> **WHAT YOU WILL DO**
Copy out every record precisely.

•••

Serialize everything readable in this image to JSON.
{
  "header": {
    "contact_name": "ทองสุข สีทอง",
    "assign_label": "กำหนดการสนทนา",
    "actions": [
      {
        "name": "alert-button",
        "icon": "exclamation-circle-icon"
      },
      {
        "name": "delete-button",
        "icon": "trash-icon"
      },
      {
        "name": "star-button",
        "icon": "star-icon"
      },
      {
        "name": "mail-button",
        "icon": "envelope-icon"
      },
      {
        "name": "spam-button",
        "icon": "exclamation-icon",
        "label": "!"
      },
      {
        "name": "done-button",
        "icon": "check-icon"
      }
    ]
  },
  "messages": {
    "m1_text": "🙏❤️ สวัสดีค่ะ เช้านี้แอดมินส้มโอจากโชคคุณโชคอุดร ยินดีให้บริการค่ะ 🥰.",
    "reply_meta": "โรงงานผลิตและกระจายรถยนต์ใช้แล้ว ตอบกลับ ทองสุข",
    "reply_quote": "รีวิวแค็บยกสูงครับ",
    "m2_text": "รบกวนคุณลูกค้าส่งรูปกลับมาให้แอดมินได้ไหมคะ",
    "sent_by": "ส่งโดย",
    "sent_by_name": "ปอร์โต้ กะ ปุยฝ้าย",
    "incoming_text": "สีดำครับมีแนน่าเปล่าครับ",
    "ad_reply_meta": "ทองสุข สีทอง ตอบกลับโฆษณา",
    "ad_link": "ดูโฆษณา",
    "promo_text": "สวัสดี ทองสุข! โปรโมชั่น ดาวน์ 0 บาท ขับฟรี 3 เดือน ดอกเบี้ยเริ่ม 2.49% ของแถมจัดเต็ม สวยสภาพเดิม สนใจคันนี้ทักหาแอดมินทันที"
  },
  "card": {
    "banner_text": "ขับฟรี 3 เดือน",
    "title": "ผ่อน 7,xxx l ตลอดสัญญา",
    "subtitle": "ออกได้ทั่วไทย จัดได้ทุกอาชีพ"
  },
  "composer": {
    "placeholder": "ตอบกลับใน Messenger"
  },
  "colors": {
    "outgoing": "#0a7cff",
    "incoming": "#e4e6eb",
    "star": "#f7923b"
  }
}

•••

> **THE OUTPUT**
Serialize everything readable in this image to JSON.
{
  "header": {
    "contact_name": "ทองสุข สีทอง",
    "assign_label": "กำหนดการสนทนา",
    "actions": [
      {
        "name": "alert-button",
        "icon": "exclamation-circle-icon"
      },
      {
        "name": "delete-button",
        "icon": "trash-icon"
      },
      {
        "name": "star-button",
        "icon": "star-icon"
      },
      {
        "name": "mail-button",
        "icon": "envelope-icon"
      },
      {
        "name": "spam-button",
        "icon": "exclamation-icon",
        "label": "!"
      },
      {
        "name": "done-button",
        "icon": "check-icon"
      }
    ]
  },
  "messages": {
    "m1_text": "🙏❤️ สวัสดีค่ะ เช้านี้แอดมินส้มโอจากโชคคุณโชคอุดร ยินดีให้บริการค่ะ 🥰.",
    "reply_meta": "โรงงานผลิตและกระจายรถยนต์ใช้แล้ว ตอบกลับ ทองสุข",
    "reply_quote": "รีวิวแค็บยกสูงครับ",
    "m2_text": "รบกวนคุณลูกค้าส่งรูปกลับมาให้แอดมินได้ไหมคะ",
    "sent_by": "ส่งโดย",
    "sent_by_name": "ปอร์โต้ กะ ปุยฝ้าย",
    "incoming_text": "สีดำครับมีแนน่าเปล่าครับ",
    "ad_reply_meta": "ทองสุข สีทอง ตอบกลับโฆษณา",
    "ad_link": "ดูโฆษณา",
    "promo_text": "สวัสดี ทองสุข! โปรโมชั่น ดาวน์ 0 บาท ขับฟรี 3 เดือน ดอกเบี้ยเริ่ม 2.49% ของแถมจัดเต็ม สวยสภาพเดิม สนใจคันนี้ทักหาแอดมินทันที"
  },
  "card": {
    "banner_text": "ขับฟรี 3 เดือน",
    "title": "ผ่อน 7,xxx l ตลอดสัญญา",
    "subtitle": "ออกได้ทั่วไทย จัดได้ทุกอาชีพ"
  },
  "composer": {
    "placeholder": "ตอบกลับใน Messenger"
  },
  "colors": {
    "outgoing": "#0a7cff",
    "incoming": "#e4e6eb",
    "star": "#f7923b"
  }
}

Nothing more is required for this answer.